**PROBLEM TO SOLVE**
Rewrite the data from its first line through the line containing "svg-text:I: I <box>212 480 216 497</box>", inclusive, putting "Diagram" in place of "Figure" and leaving everything else as it is.

Records from a collection
----

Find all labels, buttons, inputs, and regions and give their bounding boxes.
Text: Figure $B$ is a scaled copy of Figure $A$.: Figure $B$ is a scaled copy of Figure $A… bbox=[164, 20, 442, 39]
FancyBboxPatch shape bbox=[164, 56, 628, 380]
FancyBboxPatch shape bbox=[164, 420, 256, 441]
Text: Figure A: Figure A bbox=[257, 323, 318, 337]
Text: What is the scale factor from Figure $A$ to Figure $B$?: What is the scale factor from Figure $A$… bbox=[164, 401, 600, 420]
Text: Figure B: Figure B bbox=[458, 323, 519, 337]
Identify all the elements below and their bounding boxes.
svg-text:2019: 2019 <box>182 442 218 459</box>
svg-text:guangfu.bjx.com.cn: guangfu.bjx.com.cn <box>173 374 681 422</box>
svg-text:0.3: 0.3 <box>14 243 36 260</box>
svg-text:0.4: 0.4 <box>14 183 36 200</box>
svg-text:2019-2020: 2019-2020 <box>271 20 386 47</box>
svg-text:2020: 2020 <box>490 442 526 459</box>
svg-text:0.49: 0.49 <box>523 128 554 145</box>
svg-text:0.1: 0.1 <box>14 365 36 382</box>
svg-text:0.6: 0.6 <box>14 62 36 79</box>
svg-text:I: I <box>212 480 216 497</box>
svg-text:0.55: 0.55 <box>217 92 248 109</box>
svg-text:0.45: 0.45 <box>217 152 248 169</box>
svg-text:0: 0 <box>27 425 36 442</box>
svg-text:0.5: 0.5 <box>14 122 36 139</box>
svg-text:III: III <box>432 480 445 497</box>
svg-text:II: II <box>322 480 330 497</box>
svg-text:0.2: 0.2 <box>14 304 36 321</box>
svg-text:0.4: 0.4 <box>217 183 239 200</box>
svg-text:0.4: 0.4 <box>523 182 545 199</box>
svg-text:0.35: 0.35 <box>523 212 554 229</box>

----

**THE RESULT**
Find all labels, buttons, inputs, and regions and give their bounding boxes.
Text: Diagram $B$ is a scaled copy of Diagram $A$.: Diagram $B$ is a scaled copy of Diagram $A… bbox=[164, 20, 442, 39]
FancyBboxPatch shape bbox=[164, 56, 628, 380]
FancyBboxPatch shape bbox=[164, 420, 256, 441]
Text: Diagram A: Diagram A bbox=[257, 323, 318, 337]
Text: What is the scale factor from Diagram $A$ to Diagram $B$?: What is the scale factor from Diagram $A$… bbox=[164, 401, 600, 420]
Text: Diagram B: Diagram B bbox=[458, 323, 519, 337]
Identify all the elements below and their bounding boxes.
svg-text:2019: 2019 <box>182 442 218 459</box>
svg-text:guangfu.bjx.com.cn: guangfu.bjx.com.cn <box>173 374 681 422</box>
svg-text:0.3: 0.3 <box>14 243 36 260</box>
svg-text:0.4: 0.4 <box>14 183 36 200</box>
svg-text:2019-2020: 2019-2020 <box>271 20 386 47</box>
svg-text:2020: 2020 <box>490 442 526 459</box>
svg-text:0.49: 0.49 <box>523 128 554 145</box>
svg-text:0.1: 0.1 <box>14 365 36 382</box>
svg-text:0.6: 0.6 <box>14 62 36 79</box>
svg-text:I: I <box>212 480 216 497</box>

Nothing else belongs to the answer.